The problem:
For each line below that contains the string "JSON", copy that line.

Data for this task:
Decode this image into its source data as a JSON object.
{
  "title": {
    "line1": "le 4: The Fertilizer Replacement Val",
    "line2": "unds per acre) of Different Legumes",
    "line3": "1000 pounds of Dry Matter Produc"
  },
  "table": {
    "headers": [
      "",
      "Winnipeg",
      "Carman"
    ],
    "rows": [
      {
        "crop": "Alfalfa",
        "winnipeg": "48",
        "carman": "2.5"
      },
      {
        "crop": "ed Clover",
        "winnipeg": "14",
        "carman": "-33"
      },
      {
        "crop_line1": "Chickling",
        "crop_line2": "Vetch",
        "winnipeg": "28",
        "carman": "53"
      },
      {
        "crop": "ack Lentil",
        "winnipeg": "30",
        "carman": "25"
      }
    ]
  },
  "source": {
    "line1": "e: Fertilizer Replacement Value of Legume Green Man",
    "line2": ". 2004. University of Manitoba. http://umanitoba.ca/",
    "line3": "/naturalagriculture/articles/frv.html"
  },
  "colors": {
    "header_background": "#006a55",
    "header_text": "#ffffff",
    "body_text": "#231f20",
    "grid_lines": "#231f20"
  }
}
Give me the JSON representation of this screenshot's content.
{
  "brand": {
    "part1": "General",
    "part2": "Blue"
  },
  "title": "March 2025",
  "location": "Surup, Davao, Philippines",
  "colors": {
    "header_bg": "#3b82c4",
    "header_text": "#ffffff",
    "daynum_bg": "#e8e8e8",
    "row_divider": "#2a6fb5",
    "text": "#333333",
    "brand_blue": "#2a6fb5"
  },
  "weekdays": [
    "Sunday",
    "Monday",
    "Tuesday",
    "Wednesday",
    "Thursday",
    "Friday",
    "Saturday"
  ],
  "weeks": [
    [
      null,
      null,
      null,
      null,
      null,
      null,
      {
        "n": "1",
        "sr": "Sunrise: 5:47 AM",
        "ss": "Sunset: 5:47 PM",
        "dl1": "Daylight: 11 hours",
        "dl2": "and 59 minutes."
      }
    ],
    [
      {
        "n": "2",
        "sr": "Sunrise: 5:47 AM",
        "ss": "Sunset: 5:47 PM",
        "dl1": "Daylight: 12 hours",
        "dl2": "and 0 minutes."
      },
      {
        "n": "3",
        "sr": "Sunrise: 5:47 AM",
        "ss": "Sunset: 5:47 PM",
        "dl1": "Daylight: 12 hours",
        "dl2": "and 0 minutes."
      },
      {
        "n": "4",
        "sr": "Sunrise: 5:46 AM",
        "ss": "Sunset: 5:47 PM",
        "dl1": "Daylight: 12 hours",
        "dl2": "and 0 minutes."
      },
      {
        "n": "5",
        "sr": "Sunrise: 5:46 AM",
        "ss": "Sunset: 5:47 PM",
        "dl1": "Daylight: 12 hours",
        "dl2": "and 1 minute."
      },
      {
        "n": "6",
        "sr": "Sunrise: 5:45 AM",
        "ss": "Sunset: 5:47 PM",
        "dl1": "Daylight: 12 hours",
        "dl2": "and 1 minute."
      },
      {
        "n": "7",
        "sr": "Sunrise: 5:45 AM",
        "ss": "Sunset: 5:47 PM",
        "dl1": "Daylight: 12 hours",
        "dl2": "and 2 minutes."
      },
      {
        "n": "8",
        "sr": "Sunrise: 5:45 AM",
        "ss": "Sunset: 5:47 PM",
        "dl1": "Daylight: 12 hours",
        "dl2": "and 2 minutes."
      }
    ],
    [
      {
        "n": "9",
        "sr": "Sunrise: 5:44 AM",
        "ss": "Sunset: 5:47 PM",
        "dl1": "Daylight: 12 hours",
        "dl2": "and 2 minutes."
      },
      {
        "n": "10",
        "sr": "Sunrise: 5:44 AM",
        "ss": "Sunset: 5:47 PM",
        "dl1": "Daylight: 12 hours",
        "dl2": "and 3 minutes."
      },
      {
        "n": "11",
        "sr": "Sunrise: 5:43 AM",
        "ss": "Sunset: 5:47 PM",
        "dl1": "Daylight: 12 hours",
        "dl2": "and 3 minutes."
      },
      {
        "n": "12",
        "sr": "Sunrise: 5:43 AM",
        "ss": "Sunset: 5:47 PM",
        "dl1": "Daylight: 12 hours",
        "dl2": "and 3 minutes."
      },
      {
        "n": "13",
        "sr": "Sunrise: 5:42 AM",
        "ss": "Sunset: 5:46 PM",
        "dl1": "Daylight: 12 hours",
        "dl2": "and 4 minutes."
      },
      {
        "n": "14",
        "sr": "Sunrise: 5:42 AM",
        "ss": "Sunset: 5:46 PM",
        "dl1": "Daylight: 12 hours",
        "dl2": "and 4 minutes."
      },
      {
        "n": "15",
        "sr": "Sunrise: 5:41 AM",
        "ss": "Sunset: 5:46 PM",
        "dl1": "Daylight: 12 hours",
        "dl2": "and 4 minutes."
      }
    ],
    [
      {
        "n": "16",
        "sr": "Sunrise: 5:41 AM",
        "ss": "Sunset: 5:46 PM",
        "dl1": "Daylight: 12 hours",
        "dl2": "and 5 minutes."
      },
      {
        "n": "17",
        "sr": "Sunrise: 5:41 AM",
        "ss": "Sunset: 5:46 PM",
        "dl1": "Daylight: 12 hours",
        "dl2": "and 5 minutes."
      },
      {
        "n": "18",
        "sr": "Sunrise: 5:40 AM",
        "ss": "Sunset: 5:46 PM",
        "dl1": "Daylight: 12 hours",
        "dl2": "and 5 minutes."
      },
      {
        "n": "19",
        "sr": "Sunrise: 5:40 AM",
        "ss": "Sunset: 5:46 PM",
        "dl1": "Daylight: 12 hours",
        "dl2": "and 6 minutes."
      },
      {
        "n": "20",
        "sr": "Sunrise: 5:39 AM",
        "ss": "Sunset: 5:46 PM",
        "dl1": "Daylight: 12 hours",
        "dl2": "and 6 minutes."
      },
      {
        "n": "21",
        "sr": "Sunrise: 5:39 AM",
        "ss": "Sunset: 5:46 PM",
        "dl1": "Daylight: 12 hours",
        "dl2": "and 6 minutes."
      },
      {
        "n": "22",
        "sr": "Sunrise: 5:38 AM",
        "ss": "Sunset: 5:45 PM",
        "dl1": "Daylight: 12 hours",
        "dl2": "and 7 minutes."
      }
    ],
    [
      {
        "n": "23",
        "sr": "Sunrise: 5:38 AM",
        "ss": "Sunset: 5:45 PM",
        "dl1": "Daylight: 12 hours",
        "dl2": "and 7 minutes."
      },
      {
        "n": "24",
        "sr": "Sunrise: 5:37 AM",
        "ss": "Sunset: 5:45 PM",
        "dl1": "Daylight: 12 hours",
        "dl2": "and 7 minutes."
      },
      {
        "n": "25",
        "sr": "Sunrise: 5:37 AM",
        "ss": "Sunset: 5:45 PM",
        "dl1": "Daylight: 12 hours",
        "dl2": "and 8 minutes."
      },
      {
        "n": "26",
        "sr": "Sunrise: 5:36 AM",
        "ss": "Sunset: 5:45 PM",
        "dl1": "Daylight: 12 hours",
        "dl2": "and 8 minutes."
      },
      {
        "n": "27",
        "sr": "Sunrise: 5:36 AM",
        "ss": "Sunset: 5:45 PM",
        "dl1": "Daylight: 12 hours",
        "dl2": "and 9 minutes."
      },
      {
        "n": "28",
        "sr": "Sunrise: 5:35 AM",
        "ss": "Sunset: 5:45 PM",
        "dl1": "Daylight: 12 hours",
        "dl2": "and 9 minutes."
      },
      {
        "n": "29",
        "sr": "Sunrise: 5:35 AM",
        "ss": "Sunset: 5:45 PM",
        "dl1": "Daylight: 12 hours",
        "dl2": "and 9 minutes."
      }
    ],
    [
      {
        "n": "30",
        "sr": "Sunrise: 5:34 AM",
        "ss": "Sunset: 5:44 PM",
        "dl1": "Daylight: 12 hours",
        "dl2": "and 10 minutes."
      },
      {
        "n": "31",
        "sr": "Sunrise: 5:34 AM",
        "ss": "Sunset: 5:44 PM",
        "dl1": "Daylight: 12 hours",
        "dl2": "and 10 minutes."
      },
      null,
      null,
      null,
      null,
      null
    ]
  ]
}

Task response:
Decode this image into its source data as a JSON object.
Give me the JSON representation of this screenshot's content.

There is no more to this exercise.